TASK REQUIREMENTS
A. In the Ruby TMTOWTDI post, rewrite the paragraph beginning "The format is as follows" as a short bulleted list that keeps its main facts.
B. Carry on the Ruby TMTOWTDI post from the point where it stops.
-------- DOCUMENT SEGMENT --------
Ruby TMTOWTDI, Episode 1
Monday, June 2nd, 2008This is the inaugural post in a series that we’ll be calling Ruby TMTOWTDI (There’s more than one way to do it). Usually the TMTOWTDI acronym is used as a disparaging term towards flexible languages, which offer a myriad ways of solving most given problems. This series, however, aims to use this property of Ruby as an educational tool.
The format is as follows: we’ll present a problem, then everyone will try and write the most idiomatic, concise code that solves the problem in a readable fashion. This is not meant to be a golfing competition, nor an optimization one. However, we will benchmark the solutions for a rough idea on how different styles affect performance. For every installment we’ll have a performance winner for fastest time and a ’style’ winner for the most elegant code.
This gives us at CitrusByte a better understanding of each other’s coding styles, and stimulates discussions about little tricks we may not be aware of. Best of all, it’s fun as heck to be a part of.
You can get involved too! Leave a comment with your solution if you think you can best the ones listed here. We also encourage you to propose a simple problem (less than 20 lines of code to solve) for the next instalment in the series.
-------- DATA SECTION --------
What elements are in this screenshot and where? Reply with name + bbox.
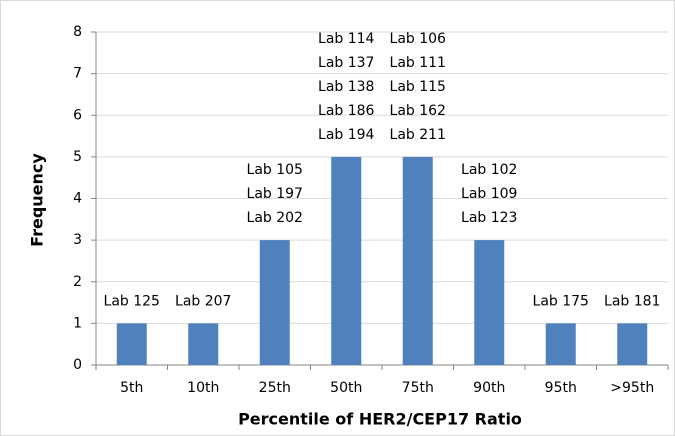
--------
TASK-BY-TASK ANSWERS
A.
- A problem is presented, and everyone writes the most idiomatic, concise, readable code that solves it.
- It is neither a golfing nor an optimization competition.
- Solutions are still benchmarked for a rough idea of how styles affect performance.
- Each installment has two winners: fastest time for performance, and most elegant code for style.

B.
Since this is the first time we’re doing it, we’ve picked a very simple problem to solve as a quick warm-up.
Problem: given a string ’str’ of the format
"a10 b20 c25 d40"convert it to a hash
{'a' => 10, 'b' => 20, 'c' => 25, 'd' => 40 }
Note that the values of this hash are integers, not strings. If the string is
"a10 a20"the output should be
{'a' => 20}
.
Leaving some spoiler space in case you want to try it on your own. Below are selected solutions from our team.
Spoiler space
Solutions
Michel
Hash[*str.scan(/(.)(\d{2})/).map { |k, v| [k, v.to_i] }.flatten]
Time taken: 9.99s
Tim
Hash[*(str.scan(/(\w)(\d+)/).map {|k, v| [k, v.to_i] }.flatten)]
Time taken: 9.40s
Tim’s comments: the splat operator has low precedence so the outermost set of
parantheses are redundant, but I felt it’s better to have them there to make it
very obvious what’s going on.
Nicolas (winner: speed award)
str.scan(/\s*(\D+)(\d+)/).inject({}) {|h,(k,v)| h[k] = v.to_i; h }
Time taken: 7.19s
Nicolas’s comments: I like inject/reduce/fold, whatever you call it. It’s
concise and usually a perfect fit for constructing enumerable data structures.
Martin (winner: style award)
str.split.inject({}) {|h,i| h[i[/^\D+/]] = i[/\d+$/].to_i; h }
Time taken: 8.75s
Ari
hash = str.split.inject({}) do |set, h| set.merge( {h[0].chr => h[1..-1].to_i} ) end
Time taken: 23.02s
Ari’s comments: I knew everyone else would be strutting their one-liners, so I went for as much clarity as possible. I feel this code not only solves the problem, but also makes it very apparent what the desired solution is.
Benchmark code
require 'benchmark' ITERATION = 400 def measure(&block) ITERATION.times { block.call } end str = '' 5000.times { str << ('a'..'z').to_a[rand(26)] + (rand(90)+10).to_s + ' ' } br = Benchmark.bmbm do |b| b.report("Running #{ITERATION} times on string of length #{str.length}") do measure { #### Code to measure goes here } end end
Conclusion
Lots of interesting styles here. We have two ways of creating hashes: with the Hash[ [key =>|, value]* method and with inject().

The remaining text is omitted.